### To do
Transcribe all of the material exactly, except for its pictures.

### Records shown
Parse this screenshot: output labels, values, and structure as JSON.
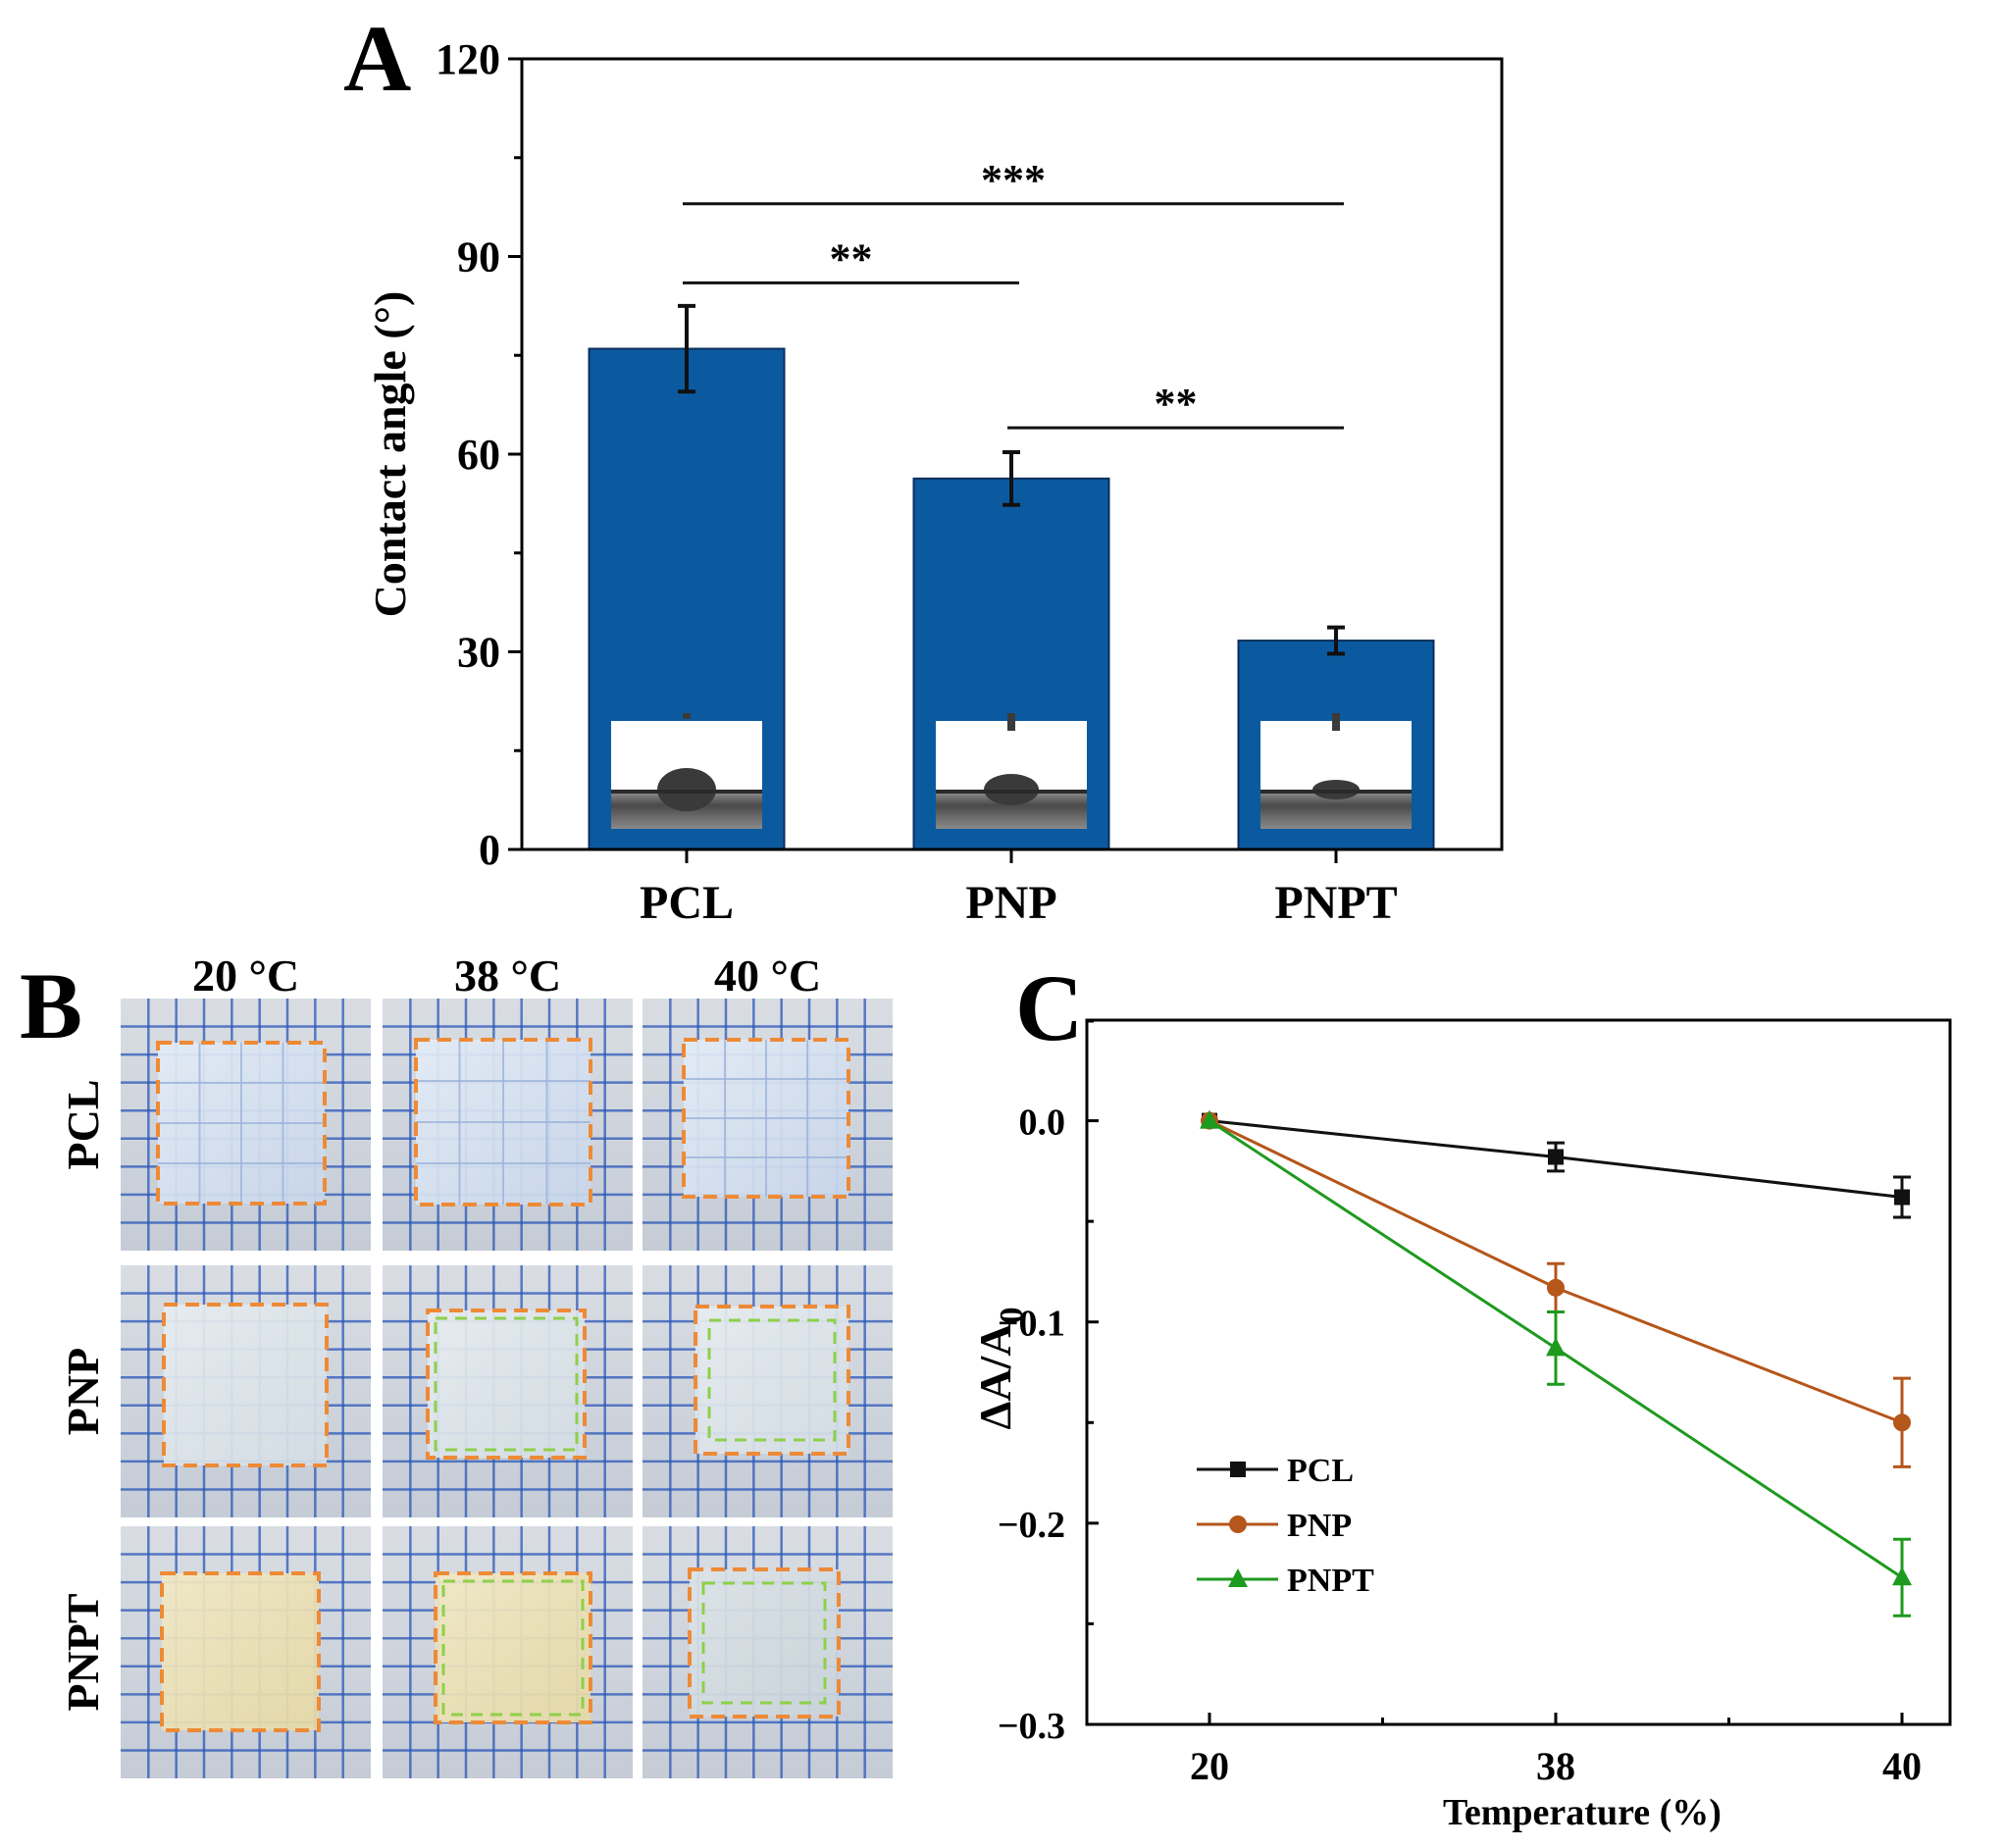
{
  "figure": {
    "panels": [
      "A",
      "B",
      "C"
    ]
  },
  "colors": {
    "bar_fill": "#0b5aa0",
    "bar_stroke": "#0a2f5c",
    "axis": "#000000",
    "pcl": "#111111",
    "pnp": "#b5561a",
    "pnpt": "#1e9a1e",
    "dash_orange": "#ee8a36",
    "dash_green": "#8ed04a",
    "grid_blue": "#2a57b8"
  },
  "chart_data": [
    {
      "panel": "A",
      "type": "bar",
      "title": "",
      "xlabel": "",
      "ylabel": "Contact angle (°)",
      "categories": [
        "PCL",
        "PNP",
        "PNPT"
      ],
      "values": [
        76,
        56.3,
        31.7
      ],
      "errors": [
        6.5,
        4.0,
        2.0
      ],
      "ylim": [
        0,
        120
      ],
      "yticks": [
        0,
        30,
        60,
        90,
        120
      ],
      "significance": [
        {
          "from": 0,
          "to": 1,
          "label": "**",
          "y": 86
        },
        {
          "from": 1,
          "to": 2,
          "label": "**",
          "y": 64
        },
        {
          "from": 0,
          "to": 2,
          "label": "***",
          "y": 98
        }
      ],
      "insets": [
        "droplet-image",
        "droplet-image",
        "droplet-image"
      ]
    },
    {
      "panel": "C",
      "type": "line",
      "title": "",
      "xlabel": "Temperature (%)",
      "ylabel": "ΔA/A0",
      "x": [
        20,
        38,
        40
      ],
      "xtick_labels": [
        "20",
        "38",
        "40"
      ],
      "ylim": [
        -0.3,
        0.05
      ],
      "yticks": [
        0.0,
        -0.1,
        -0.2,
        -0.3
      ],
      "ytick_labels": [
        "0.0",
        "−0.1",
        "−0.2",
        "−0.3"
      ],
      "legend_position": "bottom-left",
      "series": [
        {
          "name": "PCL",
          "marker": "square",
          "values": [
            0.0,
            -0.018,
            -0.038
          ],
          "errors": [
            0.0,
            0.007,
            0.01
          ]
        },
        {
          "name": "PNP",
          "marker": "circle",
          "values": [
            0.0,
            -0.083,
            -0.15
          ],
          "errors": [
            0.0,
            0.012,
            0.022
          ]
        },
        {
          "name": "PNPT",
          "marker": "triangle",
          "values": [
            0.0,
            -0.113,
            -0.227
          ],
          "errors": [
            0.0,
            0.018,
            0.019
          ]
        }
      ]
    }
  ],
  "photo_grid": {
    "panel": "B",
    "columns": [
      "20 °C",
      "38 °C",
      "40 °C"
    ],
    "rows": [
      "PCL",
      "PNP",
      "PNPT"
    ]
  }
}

### Problem solution
Parse this screenshot: output labels, values, and structure as JSON.
{
  "figure": {
    "panels": [
      "A",
      "B",
      "C"
    ]
  },
  "colors": {
    "bar_fill": "#0b5aa0",
    "bar_stroke": "#0a2f5c",
    "axis": "#000000",
    "pcl": "#111111",
    "pnp": "#b5561a",
    "pnpt": "#1e9a1e",
    "dash_orange": "#ee8a36",
    "dash_green": "#8ed04a",
    "grid_blue": "#2a57b8"
  },
  "chart_data": [
    {
      "panel": "A",
      "type": "bar",
      "title": "",
      "xlabel": "",
      "ylabel": "Contact angle (°)",
      "categories": [
        "PCL",
        "PNP",
        "PNPT"
      ],
      "values": [
        76,
        56.3,
        31.7
      ],
      "errors": [
        6.5,
        4.0,
        2.0
      ],
      "ylim": [
        0,
        120
      ],
      "yticks": [
        0,
        30,
        60,
        90,
        120
      ],
      "significance": [
        {
          "from": 0,
          "to": 1,
          "label": "**",
          "y": 86
        },
        {
          "from": 1,
          "to": 2,
          "label": "**",
          "y": 64
        },
        {
          "from": 0,
          "to": 2,
          "label": "***",
          "y": 98
        }
      ],
      "insets": [
        "droplet-image",
        "droplet-image",
        "droplet-image"
      ]
    },
    {
      "panel": "C",
      "type": "line",
      "title": "",
      "xlabel": "Temperature (%)",
      "ylabel": "ΔA/A0",
      "x": [
        20,
        38,
        40
      ],
      "xtick_labels": [
        "20",
        "38",
        "40"
      ],
      "ylim": [
        -0.3,
        0.05
      ],
      "yticks": [
        0.0,
        -0.1,
        -0.2,
        -0.3
      ],
      "ytick_labels": [
        "0.0",
        "−0.1",
        "−0.2",
        "−0.3"
      ],
      "legend_position": "bottom-left",
      "series": [
        {
          "name": "PCL",
          "marker": "square",
          "values": [
            0.0,
            -0.018,
            -0.038
          ],
          "errors": [
            0.0,
            0.007,
            0.01
          ]
        },
        {
          "name": "PNP",
          "marker": "circle",
          "values": [
            0.0,
            -0.083,
            -0.15
          ],
          "errors": [
            0.0,
            0.012,
            0.022
          ]
        },
        {
          "name": "PNPT",
          "marker": "triangle",
          "values": [
            0.0,
            -0.113,
            -0.227
          ],
          "errors": [
            0.0,
            0.018,
            0.019
          ]
        }
      ]
    }
  ],
  "photo_grid": {
    "panel": "B",
    "columns": [
      "20 °C",
      "38 °C",
      "40 °C"
    ],
    "rows": [
      "PCL",
      "PNP",
      "PNPT"
    ]
  }
}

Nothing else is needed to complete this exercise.